**BRIEF**
Count the lines below that contain the word "image", and report only that number.

▼

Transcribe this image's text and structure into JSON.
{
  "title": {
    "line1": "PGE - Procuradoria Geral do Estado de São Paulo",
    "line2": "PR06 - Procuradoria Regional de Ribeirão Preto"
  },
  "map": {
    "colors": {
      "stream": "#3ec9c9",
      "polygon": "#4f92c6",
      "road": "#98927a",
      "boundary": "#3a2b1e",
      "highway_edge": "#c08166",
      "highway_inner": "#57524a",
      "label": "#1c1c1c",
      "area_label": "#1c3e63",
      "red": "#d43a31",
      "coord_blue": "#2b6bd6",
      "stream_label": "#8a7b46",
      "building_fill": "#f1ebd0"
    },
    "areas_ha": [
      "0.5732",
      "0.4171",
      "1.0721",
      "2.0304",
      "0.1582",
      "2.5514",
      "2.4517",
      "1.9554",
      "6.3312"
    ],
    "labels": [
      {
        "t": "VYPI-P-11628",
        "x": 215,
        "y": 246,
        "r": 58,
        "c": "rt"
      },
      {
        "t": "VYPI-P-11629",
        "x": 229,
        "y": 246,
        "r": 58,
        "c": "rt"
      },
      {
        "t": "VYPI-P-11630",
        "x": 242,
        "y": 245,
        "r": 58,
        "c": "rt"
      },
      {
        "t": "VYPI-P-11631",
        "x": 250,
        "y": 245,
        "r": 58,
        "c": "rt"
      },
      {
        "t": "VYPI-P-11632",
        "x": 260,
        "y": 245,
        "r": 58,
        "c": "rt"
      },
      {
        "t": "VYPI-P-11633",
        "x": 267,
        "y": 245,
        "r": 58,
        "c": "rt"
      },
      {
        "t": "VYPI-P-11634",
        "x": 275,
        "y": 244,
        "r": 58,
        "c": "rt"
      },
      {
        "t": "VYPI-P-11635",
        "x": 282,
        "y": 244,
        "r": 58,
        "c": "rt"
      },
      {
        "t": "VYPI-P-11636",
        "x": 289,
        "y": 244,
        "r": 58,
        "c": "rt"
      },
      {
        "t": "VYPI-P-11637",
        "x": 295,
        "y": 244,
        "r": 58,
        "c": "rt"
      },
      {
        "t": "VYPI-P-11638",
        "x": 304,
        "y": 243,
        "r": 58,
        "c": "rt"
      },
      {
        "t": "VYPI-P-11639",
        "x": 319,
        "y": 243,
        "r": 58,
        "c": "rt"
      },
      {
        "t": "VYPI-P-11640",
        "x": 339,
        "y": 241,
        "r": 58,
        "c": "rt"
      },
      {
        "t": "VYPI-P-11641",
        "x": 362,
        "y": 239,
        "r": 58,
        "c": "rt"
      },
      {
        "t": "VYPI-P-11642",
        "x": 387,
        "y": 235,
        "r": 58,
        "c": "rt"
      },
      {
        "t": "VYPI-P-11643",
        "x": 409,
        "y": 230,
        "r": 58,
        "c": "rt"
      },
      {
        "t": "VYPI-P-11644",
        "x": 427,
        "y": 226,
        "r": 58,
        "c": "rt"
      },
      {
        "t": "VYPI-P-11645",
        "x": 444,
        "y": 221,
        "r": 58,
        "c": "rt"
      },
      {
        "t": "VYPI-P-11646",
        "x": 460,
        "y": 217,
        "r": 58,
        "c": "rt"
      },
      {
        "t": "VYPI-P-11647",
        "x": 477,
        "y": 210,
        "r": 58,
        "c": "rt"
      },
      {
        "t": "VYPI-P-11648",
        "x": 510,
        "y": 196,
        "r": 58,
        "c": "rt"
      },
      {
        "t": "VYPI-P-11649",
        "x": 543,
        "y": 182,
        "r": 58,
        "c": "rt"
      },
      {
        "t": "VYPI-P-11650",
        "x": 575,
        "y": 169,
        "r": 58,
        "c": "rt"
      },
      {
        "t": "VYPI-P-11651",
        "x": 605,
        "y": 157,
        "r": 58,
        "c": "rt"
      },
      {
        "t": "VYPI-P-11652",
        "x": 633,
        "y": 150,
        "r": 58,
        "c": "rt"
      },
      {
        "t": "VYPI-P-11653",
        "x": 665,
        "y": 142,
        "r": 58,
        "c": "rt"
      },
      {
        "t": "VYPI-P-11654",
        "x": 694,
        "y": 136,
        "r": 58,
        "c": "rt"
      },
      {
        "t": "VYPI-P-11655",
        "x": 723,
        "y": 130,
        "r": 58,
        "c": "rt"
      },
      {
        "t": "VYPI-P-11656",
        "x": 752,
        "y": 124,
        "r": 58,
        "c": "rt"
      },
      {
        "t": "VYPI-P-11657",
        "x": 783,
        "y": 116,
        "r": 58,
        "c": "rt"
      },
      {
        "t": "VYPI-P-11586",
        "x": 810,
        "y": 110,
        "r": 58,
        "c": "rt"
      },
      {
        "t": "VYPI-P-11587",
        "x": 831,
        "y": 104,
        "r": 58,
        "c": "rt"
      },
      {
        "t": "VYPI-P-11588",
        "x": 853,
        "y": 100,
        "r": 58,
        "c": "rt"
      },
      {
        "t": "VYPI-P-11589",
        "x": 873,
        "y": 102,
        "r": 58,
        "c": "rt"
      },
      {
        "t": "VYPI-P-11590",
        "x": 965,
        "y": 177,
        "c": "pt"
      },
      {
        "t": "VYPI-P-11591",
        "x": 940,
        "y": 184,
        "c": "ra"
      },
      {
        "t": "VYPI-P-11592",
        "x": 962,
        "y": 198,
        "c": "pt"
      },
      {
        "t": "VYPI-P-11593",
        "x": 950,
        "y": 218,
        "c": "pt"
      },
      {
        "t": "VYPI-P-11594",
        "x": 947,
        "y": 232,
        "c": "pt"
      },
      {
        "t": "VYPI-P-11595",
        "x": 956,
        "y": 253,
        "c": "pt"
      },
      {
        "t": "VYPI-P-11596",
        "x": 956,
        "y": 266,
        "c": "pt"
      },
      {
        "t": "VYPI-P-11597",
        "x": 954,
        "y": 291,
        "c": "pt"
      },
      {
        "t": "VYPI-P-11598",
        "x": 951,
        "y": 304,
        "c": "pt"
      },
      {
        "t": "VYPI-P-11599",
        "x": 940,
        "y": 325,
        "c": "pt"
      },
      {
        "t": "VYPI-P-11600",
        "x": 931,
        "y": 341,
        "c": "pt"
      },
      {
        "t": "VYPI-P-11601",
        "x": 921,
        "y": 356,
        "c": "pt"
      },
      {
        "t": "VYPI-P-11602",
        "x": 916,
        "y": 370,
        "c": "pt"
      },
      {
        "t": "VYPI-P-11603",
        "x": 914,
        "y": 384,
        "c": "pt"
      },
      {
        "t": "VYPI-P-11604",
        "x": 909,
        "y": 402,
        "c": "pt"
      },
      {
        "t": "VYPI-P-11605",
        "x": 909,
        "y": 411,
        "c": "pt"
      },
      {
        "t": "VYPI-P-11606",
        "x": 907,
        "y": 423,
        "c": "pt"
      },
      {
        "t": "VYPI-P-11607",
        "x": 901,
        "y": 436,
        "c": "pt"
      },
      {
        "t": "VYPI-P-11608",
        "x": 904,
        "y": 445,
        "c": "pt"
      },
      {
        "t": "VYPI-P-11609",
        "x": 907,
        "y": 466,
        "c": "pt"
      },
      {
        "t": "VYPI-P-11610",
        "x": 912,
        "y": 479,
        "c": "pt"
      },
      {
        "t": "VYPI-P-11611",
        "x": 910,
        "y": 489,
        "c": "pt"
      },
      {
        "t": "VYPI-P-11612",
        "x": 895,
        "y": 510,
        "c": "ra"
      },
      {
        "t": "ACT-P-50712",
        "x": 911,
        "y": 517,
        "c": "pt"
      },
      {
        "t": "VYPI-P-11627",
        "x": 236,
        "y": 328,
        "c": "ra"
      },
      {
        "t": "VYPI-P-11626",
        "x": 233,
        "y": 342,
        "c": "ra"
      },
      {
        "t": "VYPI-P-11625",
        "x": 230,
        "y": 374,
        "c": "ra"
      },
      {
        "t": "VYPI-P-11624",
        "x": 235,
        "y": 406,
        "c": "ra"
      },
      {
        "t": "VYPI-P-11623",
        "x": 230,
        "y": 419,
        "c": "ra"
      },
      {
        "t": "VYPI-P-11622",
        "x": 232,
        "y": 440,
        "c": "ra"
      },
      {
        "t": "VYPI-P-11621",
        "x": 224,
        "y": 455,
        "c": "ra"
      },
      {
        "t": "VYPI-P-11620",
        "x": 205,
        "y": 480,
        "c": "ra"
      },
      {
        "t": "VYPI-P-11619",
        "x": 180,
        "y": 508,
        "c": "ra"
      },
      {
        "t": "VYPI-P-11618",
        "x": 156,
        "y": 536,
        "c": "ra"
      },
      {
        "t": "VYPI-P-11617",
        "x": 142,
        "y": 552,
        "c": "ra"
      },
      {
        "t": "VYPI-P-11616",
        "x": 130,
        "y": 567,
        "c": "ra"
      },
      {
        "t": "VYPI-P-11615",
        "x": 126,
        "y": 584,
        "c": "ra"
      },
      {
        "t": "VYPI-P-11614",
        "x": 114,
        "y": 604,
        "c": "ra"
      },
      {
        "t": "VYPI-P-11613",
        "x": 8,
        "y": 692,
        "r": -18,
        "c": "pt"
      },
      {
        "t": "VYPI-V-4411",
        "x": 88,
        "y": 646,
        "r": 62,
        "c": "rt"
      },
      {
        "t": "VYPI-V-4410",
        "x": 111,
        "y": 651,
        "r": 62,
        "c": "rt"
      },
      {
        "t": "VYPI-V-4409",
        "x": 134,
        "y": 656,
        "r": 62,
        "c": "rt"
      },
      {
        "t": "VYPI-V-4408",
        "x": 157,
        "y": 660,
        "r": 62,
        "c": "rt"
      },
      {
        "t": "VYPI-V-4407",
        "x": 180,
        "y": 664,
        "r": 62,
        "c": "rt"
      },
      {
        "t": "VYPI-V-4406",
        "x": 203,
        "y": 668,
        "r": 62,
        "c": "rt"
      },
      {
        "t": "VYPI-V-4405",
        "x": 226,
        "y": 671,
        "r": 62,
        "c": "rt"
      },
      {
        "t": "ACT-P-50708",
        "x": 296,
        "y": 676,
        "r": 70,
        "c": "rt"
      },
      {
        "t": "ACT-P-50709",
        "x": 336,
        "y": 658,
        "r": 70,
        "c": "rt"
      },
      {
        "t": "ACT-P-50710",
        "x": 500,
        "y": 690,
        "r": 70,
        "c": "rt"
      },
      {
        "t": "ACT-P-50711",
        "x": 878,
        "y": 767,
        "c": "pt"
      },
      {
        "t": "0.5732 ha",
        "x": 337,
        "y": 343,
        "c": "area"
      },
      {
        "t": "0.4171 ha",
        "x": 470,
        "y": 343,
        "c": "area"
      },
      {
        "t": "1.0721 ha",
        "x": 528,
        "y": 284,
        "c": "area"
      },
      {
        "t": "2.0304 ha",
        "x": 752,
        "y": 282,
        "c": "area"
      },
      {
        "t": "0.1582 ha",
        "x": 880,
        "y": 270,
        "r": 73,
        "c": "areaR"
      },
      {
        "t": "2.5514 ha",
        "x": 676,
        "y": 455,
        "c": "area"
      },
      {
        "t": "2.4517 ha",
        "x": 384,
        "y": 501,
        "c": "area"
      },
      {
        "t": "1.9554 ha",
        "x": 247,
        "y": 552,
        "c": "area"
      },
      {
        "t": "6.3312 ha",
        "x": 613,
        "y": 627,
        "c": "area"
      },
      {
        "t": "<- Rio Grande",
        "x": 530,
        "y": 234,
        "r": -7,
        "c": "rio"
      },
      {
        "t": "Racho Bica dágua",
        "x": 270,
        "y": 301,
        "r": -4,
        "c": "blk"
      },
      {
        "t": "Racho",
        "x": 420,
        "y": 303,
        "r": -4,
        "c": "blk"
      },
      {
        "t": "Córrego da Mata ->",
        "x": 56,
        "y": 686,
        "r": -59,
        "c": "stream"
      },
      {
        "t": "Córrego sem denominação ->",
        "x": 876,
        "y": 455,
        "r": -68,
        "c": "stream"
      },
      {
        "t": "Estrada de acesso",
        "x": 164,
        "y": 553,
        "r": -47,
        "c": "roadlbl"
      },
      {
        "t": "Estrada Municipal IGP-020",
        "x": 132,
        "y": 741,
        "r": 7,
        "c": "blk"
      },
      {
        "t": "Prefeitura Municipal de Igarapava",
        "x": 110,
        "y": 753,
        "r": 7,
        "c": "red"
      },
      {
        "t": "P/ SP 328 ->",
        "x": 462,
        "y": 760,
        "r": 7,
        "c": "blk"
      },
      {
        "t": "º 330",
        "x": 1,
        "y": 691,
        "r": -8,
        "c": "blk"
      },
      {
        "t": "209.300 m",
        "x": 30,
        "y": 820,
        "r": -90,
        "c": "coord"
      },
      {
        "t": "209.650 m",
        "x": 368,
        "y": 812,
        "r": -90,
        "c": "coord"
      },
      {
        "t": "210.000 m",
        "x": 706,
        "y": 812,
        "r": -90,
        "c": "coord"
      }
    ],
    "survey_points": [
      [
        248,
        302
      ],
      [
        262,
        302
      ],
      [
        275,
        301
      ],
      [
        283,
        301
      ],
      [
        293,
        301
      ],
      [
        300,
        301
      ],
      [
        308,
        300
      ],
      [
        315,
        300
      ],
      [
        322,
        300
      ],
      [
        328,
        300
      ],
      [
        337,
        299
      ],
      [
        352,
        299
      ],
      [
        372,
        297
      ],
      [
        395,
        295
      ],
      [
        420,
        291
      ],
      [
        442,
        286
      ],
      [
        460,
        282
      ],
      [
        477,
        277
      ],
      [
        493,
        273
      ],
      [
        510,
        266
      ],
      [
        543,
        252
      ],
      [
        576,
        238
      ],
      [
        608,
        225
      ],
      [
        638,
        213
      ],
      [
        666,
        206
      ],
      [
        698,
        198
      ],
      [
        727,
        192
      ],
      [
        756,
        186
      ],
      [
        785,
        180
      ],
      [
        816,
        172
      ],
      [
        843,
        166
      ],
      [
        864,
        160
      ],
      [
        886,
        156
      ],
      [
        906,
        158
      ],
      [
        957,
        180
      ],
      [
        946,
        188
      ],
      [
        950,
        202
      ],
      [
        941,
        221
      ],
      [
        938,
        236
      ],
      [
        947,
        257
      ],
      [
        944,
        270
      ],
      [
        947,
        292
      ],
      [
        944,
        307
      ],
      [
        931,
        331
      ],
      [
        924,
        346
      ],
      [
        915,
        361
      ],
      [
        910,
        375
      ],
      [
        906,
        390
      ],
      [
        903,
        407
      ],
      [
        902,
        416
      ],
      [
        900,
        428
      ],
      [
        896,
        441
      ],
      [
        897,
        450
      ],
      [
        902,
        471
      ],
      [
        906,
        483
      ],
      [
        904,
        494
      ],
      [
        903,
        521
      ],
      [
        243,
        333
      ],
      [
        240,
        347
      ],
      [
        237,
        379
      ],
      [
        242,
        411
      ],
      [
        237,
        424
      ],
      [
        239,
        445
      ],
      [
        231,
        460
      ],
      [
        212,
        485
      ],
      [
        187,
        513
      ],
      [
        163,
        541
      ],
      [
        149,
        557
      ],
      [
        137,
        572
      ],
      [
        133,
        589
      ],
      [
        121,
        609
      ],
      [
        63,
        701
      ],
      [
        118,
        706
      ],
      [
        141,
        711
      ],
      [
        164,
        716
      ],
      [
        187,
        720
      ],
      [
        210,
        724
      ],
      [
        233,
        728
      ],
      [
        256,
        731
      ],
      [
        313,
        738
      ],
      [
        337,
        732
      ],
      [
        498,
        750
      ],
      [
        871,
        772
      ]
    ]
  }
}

▲
▼

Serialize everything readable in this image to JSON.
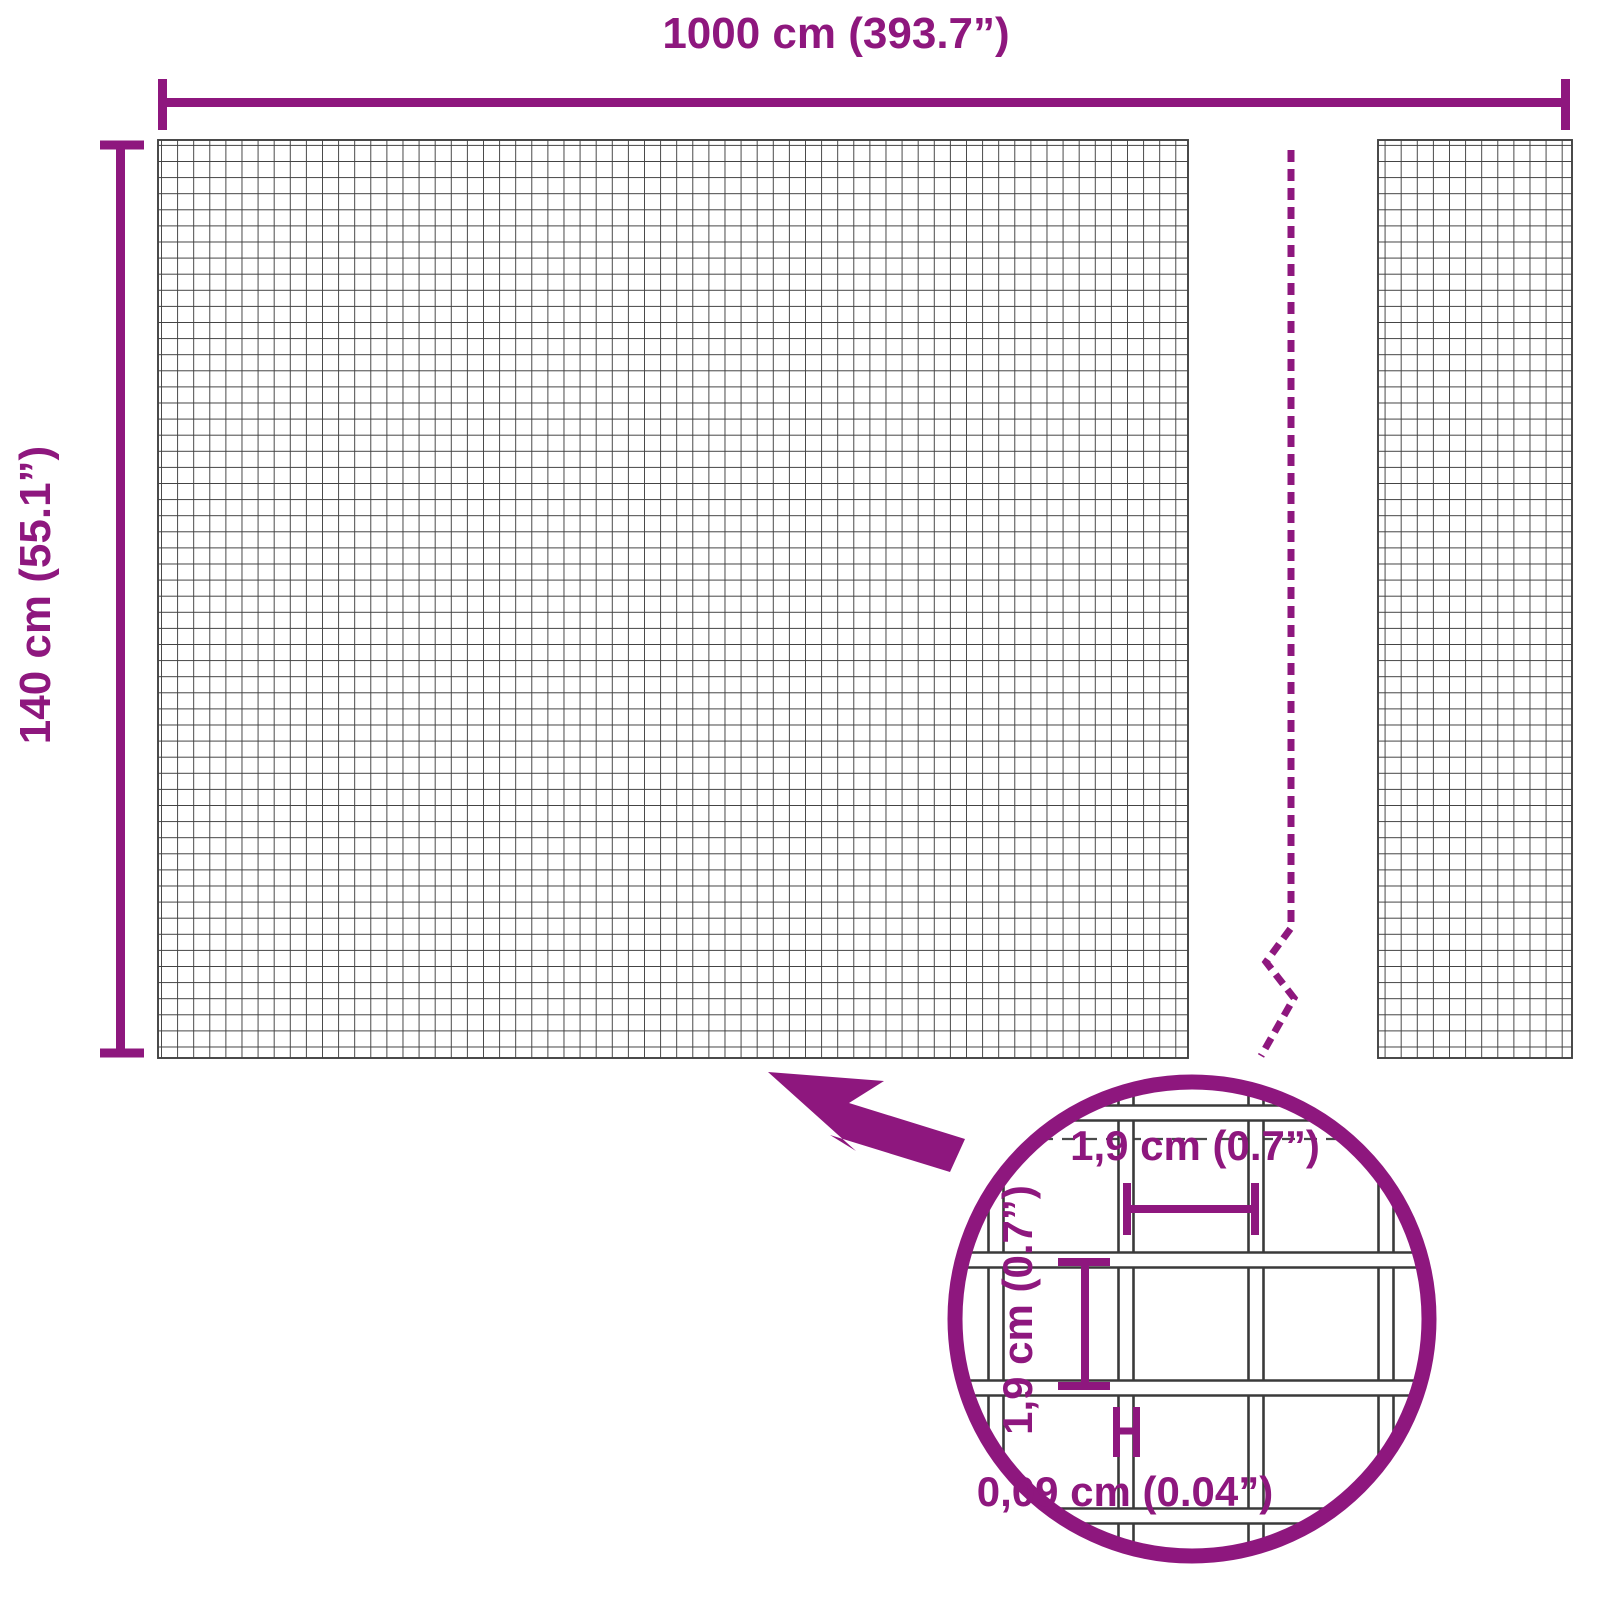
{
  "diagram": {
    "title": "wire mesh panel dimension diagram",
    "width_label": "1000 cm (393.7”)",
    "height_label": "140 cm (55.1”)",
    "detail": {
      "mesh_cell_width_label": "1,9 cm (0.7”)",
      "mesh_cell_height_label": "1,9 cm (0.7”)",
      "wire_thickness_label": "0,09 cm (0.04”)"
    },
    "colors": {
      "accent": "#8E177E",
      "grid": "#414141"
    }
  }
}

▲
▼

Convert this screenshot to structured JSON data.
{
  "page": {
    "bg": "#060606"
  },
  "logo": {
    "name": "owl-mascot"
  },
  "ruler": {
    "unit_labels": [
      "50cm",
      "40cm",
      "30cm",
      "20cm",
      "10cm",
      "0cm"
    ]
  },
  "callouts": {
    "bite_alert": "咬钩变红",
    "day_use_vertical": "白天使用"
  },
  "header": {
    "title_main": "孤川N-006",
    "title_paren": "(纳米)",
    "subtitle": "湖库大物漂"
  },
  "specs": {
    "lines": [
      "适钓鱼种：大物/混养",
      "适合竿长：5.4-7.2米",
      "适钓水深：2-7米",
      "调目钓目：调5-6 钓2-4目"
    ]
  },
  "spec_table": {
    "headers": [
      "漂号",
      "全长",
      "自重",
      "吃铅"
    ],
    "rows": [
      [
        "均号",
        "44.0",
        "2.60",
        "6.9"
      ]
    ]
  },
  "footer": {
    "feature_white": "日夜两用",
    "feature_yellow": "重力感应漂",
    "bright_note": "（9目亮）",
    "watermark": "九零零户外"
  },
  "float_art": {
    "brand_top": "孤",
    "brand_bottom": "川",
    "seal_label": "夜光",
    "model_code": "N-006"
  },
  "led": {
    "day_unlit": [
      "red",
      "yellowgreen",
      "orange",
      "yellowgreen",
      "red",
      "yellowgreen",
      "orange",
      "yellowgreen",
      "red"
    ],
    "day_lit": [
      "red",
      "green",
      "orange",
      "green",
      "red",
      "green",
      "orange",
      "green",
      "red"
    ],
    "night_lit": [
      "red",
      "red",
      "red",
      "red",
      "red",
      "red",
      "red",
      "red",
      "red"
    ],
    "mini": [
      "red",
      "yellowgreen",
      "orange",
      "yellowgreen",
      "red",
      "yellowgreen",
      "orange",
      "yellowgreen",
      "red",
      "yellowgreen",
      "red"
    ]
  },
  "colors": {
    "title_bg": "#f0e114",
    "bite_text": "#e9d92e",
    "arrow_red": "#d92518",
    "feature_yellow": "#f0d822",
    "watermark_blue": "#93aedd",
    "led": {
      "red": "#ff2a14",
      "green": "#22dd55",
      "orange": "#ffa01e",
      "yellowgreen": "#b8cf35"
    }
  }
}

▲

**WRITTEN REPLY**
2